**EXERCISE PROMPT:**
From the records, pick out and copy each line containing "создания".

[Recorded data]

** BEGIN **

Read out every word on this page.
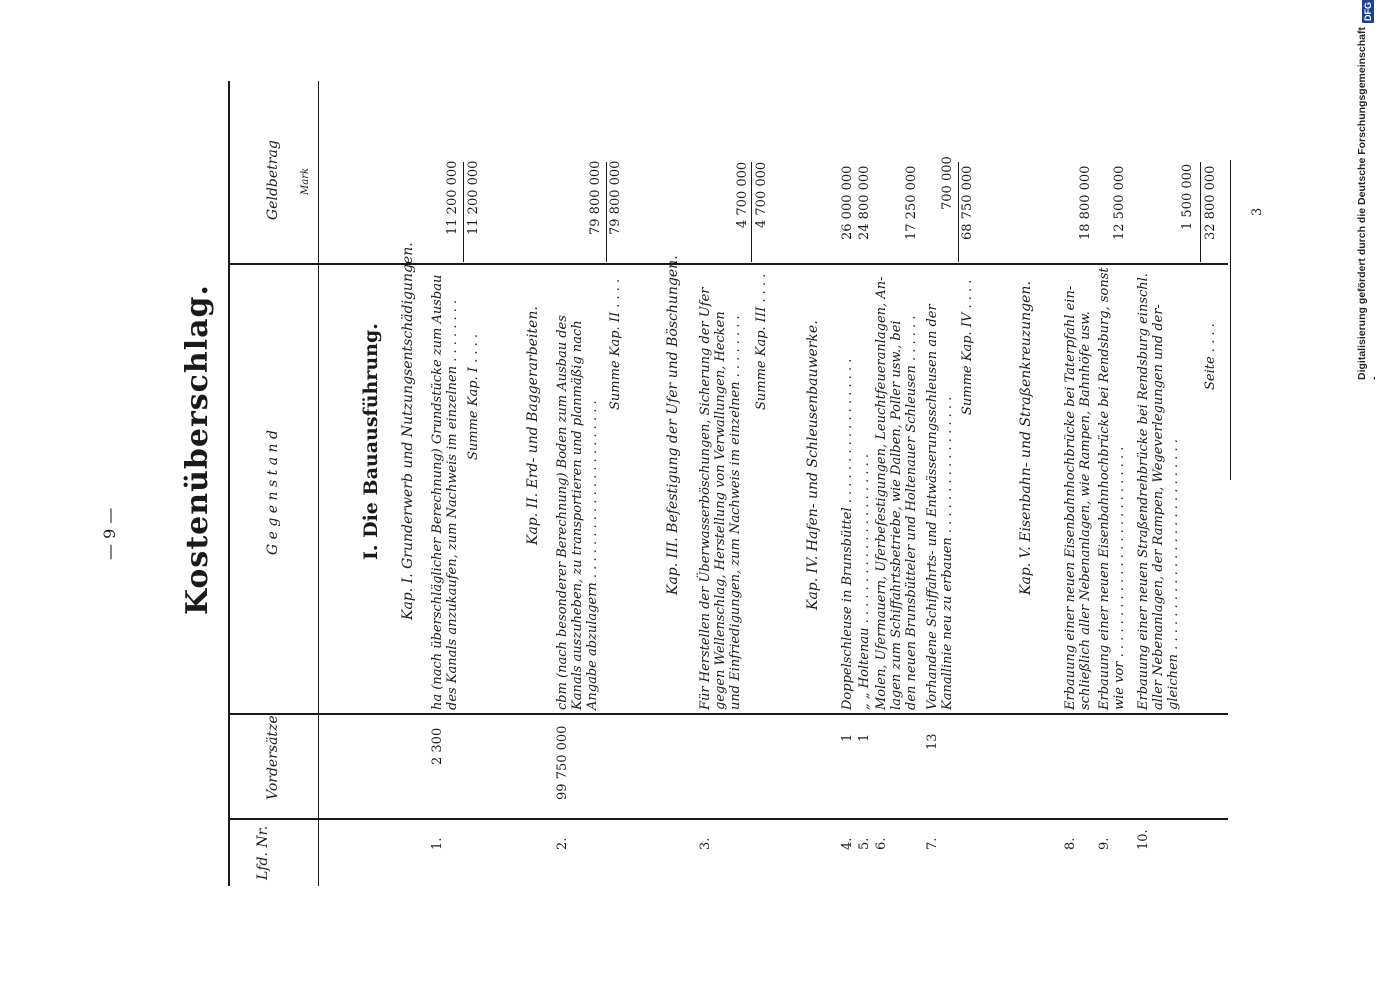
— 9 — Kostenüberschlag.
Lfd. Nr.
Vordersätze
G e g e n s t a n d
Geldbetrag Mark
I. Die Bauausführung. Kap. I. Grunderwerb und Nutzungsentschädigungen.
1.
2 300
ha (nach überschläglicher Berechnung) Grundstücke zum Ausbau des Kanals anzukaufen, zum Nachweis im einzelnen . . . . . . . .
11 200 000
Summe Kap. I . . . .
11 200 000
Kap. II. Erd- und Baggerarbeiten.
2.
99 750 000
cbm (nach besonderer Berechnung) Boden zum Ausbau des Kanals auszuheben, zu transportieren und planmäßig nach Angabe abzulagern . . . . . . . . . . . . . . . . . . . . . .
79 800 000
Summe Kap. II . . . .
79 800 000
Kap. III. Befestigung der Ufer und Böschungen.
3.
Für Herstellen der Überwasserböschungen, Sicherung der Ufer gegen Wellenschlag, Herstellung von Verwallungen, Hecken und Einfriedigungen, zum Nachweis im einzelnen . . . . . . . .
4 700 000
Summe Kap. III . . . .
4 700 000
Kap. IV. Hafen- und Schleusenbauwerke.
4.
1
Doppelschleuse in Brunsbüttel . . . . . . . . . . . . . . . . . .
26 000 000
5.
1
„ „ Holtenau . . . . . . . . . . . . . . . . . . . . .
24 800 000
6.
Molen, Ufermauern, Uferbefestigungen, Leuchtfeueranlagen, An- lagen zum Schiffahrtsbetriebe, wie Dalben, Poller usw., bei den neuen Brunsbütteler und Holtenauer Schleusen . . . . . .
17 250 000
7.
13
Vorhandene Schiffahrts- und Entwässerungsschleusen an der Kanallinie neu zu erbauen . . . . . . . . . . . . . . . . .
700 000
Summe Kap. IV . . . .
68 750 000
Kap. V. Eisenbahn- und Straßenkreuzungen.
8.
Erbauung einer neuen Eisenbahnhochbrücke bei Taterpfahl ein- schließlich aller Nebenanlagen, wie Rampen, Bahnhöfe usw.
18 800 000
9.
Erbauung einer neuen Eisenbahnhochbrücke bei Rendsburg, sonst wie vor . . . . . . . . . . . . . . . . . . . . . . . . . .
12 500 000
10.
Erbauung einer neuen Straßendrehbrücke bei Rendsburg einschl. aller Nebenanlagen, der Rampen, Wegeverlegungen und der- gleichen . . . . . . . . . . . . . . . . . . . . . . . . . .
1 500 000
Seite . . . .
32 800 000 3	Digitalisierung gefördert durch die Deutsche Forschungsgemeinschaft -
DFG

** END **
** BEGIN **

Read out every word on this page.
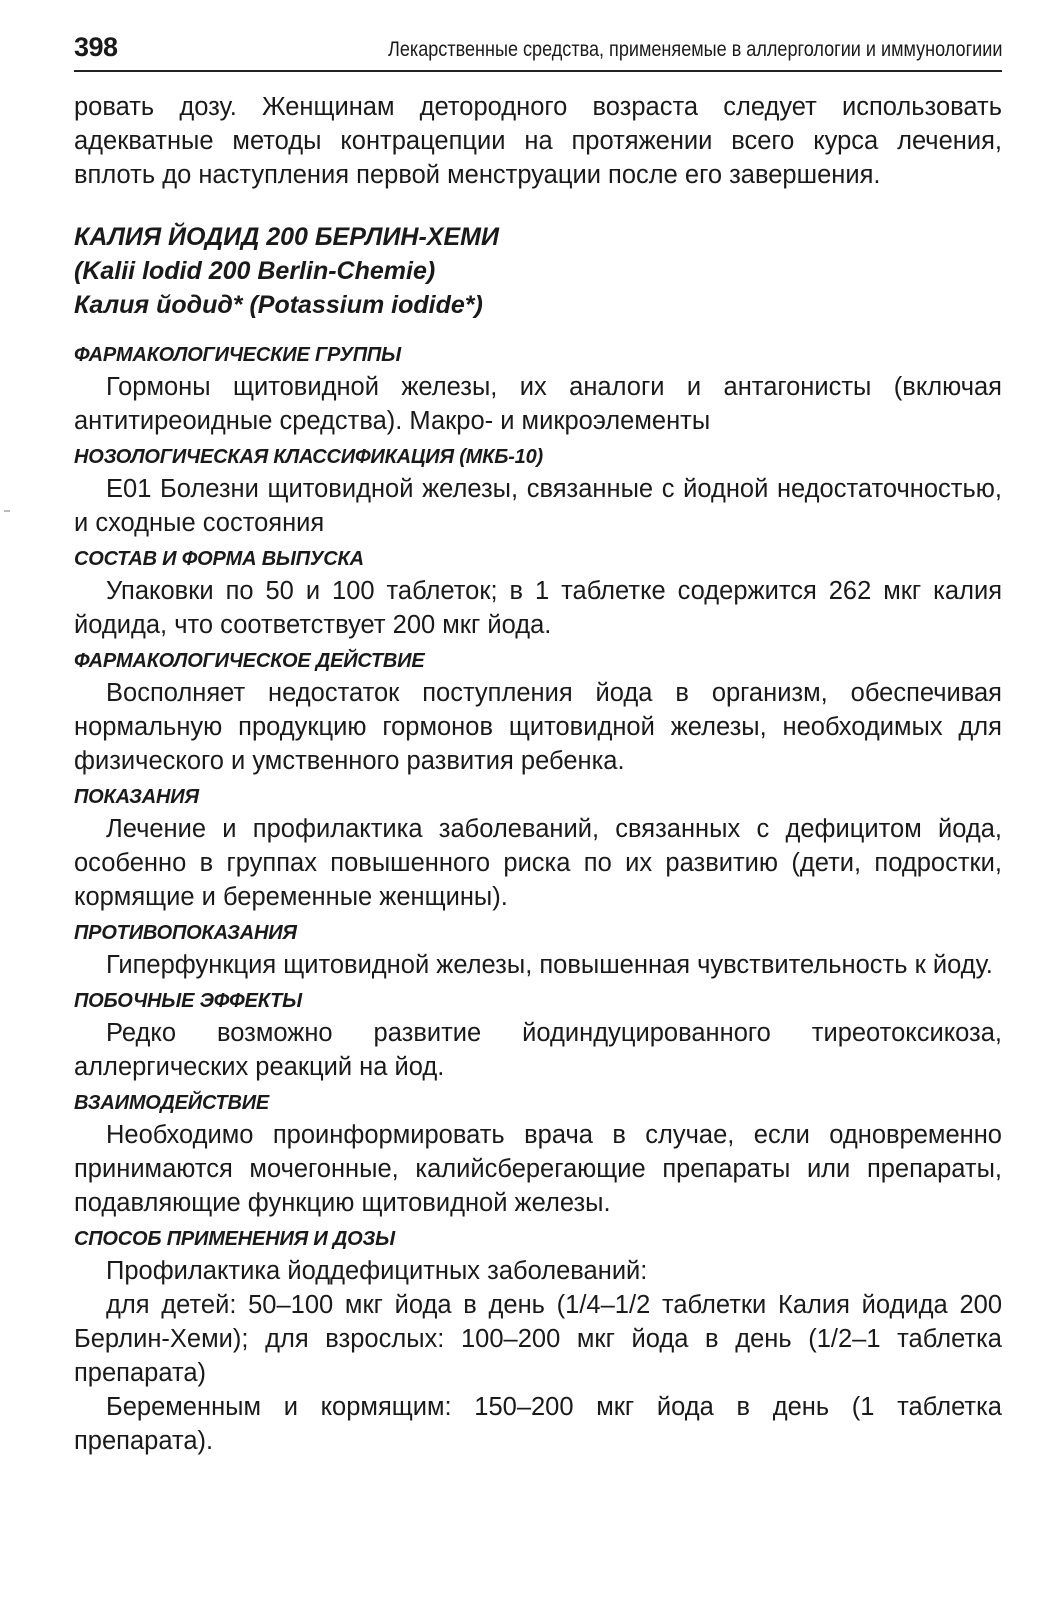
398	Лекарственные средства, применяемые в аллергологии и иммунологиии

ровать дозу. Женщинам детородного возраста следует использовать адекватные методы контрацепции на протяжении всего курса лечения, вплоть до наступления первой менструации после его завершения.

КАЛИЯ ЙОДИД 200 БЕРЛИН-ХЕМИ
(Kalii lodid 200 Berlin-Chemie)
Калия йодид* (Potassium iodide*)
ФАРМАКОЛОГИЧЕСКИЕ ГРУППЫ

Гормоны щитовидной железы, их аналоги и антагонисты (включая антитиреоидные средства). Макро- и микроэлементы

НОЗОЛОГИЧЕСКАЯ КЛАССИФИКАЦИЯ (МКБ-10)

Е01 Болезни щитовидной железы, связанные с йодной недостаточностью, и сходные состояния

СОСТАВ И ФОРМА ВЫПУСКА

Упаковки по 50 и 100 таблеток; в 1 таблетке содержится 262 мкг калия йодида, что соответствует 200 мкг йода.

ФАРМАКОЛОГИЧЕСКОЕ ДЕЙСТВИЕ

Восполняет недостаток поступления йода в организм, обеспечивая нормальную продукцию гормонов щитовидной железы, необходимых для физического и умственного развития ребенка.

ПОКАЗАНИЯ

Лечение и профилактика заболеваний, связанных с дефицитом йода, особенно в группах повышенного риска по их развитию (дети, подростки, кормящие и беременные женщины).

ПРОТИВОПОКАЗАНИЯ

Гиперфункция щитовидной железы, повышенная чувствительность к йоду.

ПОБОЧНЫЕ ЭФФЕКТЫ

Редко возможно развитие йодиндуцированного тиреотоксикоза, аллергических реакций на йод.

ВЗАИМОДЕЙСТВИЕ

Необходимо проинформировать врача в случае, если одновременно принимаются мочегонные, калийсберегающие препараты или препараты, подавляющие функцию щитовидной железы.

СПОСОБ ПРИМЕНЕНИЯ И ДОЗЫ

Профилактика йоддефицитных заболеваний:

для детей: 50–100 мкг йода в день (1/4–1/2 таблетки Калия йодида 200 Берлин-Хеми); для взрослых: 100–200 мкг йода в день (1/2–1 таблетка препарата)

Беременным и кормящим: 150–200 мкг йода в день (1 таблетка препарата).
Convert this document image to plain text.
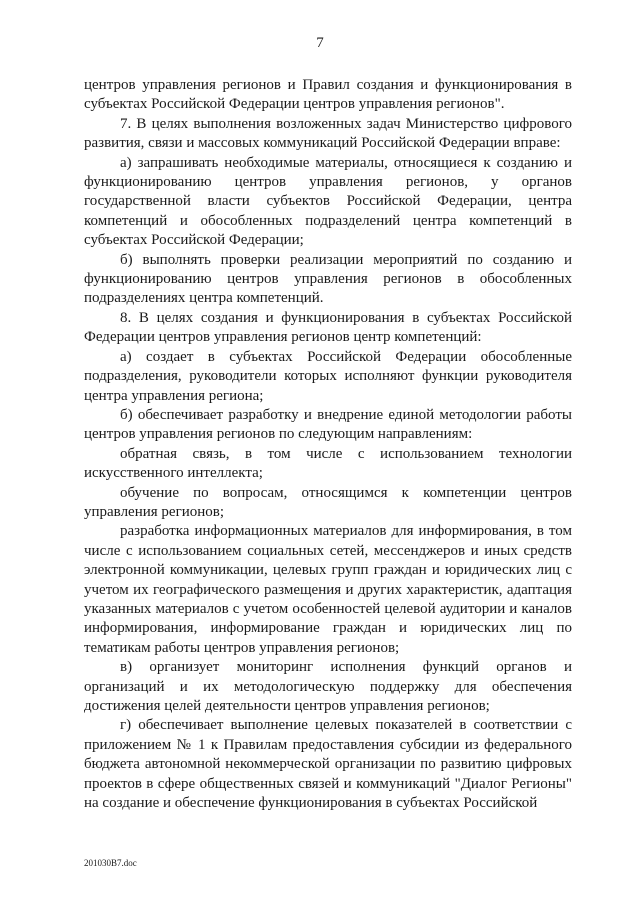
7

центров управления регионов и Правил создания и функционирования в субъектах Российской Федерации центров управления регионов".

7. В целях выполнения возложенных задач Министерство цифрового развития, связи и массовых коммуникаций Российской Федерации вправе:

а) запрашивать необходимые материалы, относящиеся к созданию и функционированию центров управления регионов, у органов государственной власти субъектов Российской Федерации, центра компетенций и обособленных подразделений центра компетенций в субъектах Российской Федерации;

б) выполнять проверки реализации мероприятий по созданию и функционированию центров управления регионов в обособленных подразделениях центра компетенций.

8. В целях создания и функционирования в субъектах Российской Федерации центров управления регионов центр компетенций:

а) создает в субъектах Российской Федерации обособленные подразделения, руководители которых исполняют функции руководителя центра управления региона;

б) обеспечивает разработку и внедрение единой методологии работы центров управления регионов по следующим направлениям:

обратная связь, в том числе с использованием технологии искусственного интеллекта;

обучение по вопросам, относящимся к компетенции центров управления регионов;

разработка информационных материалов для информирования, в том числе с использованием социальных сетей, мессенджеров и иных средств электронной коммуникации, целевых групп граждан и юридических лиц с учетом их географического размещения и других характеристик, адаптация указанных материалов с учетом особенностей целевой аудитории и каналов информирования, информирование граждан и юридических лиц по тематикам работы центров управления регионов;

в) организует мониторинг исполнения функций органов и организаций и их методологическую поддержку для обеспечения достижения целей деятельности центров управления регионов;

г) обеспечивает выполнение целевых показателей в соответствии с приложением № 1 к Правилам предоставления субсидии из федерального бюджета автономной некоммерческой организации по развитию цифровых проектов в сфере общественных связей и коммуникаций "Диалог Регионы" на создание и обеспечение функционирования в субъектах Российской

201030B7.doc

** END **

**RESULT OF THE TASK:**
центров управления регионов и Правил создания и функционирования в субъектах Российской Федерации центров управления регионов".
8. В целях создания и функционирования в субъектах Российской Федерации центров управления регионов центр компетенций:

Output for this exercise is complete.